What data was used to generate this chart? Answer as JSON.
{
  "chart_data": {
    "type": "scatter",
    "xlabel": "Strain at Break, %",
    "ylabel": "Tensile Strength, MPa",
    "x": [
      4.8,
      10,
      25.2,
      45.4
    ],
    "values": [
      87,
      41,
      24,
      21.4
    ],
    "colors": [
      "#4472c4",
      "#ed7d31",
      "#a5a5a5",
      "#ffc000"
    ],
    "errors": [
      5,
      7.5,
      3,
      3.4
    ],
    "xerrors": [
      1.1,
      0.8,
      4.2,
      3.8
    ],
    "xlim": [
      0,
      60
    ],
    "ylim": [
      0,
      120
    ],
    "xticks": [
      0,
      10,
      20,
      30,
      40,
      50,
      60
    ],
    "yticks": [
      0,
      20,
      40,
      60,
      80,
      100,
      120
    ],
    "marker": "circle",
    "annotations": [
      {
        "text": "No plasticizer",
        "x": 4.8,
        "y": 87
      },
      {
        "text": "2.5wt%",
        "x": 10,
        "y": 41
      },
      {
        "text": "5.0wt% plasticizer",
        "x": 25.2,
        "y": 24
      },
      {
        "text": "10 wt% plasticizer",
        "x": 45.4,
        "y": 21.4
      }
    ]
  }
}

Exercise task:
Look above for lines with the word "plasticizer" and copy them all.

Problem solution:
        "text": "No plasticizer",
        "text": "5.0wt% plasticizer",
        "text": "10 wt% plasticizer",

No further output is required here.